=== Provided records ===

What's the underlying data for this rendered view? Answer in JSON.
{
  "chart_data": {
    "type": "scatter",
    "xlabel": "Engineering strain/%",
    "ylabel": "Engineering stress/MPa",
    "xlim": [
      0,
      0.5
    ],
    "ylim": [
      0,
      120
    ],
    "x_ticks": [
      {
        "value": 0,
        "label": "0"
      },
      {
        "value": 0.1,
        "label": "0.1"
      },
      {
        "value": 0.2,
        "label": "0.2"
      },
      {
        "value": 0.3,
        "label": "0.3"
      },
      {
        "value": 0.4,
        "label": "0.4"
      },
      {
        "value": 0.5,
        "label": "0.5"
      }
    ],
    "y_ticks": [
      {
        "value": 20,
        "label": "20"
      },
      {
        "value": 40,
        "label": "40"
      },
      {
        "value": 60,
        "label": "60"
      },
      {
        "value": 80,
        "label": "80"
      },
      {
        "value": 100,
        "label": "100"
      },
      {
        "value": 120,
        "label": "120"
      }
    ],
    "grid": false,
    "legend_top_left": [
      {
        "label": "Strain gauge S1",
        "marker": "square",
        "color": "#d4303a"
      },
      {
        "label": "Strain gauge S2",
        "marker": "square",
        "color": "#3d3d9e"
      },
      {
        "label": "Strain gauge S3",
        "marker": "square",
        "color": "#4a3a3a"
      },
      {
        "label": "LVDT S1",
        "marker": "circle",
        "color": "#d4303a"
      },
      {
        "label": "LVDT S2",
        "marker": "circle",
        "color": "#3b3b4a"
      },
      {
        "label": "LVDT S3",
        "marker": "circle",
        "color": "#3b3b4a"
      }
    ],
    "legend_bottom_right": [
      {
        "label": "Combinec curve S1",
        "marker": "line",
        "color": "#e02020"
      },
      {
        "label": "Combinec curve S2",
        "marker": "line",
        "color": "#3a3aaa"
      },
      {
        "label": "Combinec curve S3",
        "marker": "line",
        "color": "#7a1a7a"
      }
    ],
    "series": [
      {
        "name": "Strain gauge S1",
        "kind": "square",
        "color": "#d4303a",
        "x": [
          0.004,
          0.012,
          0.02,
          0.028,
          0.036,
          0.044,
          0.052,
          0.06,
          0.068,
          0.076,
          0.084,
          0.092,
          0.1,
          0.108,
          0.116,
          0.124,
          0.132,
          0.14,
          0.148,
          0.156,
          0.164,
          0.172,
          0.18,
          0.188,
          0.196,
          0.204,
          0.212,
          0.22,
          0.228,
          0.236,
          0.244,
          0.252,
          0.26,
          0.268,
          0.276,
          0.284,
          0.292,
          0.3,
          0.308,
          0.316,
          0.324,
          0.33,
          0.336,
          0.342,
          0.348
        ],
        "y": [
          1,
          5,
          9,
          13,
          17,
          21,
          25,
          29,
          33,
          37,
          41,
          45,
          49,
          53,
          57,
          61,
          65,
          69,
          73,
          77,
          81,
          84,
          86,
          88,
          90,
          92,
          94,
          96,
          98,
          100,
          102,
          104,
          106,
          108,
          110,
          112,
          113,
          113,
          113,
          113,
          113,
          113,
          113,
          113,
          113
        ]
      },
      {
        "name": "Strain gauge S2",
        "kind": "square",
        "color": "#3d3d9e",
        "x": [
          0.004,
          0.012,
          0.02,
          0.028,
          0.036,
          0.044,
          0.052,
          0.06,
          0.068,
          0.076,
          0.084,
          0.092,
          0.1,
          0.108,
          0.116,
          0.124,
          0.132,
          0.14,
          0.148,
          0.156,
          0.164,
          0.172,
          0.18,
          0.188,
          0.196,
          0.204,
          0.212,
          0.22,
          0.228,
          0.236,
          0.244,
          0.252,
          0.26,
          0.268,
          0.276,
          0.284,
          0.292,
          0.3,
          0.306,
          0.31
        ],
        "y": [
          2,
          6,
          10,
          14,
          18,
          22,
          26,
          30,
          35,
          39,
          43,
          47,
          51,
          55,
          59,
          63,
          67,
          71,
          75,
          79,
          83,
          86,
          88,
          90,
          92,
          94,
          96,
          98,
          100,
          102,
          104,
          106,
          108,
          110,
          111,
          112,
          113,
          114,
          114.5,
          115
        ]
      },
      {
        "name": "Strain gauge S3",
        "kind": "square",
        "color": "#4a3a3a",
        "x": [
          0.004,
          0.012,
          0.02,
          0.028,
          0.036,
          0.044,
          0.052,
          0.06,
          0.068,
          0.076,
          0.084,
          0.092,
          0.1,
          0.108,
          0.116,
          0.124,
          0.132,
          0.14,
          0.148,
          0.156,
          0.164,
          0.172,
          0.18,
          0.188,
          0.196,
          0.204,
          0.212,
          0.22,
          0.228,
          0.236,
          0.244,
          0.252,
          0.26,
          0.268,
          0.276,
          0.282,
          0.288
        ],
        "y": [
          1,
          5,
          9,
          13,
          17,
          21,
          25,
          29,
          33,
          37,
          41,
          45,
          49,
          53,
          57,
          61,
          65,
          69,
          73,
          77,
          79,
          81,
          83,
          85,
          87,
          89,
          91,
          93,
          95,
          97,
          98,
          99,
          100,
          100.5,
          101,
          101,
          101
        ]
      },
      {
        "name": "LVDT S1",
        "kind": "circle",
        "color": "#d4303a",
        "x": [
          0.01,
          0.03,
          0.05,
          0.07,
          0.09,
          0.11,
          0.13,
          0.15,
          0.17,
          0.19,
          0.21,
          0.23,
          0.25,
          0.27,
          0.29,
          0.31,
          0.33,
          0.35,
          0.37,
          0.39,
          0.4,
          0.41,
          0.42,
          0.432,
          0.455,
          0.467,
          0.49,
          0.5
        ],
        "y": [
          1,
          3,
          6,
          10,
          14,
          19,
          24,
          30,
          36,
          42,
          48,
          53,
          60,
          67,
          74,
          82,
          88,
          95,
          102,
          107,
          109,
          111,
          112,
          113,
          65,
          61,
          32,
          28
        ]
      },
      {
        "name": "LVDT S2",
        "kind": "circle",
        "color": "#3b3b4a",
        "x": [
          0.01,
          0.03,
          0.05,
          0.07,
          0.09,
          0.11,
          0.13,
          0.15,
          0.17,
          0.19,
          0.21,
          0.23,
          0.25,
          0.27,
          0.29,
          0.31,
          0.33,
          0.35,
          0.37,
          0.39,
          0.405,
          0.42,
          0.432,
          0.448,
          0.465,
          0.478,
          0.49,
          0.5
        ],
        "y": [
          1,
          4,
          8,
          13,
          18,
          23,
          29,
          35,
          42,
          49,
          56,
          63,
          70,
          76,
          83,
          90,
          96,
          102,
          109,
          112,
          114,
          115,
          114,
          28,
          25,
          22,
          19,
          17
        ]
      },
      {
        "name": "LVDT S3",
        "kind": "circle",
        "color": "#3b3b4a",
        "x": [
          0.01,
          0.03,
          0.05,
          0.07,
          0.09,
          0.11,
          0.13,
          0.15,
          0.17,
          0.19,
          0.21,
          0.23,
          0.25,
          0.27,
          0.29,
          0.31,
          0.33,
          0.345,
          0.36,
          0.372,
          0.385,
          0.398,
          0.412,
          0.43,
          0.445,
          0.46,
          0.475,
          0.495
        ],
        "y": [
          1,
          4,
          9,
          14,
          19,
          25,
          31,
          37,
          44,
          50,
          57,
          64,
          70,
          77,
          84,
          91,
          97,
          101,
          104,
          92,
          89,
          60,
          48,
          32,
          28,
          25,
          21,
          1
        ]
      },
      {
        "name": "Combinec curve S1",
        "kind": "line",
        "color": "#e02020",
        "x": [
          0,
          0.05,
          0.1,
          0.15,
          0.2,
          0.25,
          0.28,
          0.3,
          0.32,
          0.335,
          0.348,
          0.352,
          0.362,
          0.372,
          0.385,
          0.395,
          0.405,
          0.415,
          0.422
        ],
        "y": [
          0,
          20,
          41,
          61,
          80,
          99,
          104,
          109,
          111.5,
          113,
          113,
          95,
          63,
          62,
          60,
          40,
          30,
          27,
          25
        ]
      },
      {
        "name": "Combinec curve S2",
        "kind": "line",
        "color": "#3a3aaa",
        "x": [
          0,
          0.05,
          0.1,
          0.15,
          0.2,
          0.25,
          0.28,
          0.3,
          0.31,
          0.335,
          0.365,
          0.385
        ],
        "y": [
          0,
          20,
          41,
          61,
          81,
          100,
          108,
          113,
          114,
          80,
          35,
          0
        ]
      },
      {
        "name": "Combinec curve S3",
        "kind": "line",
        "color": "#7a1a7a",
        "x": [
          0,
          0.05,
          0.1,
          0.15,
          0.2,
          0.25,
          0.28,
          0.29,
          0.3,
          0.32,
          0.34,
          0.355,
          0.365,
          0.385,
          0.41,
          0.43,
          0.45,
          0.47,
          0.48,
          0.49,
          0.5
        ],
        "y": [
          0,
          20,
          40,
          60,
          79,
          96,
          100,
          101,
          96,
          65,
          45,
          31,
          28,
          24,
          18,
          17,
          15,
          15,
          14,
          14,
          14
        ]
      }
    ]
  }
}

===

What you are asked to do: Provide only the number of lines in the records containing the string "Engineering".

Result: 2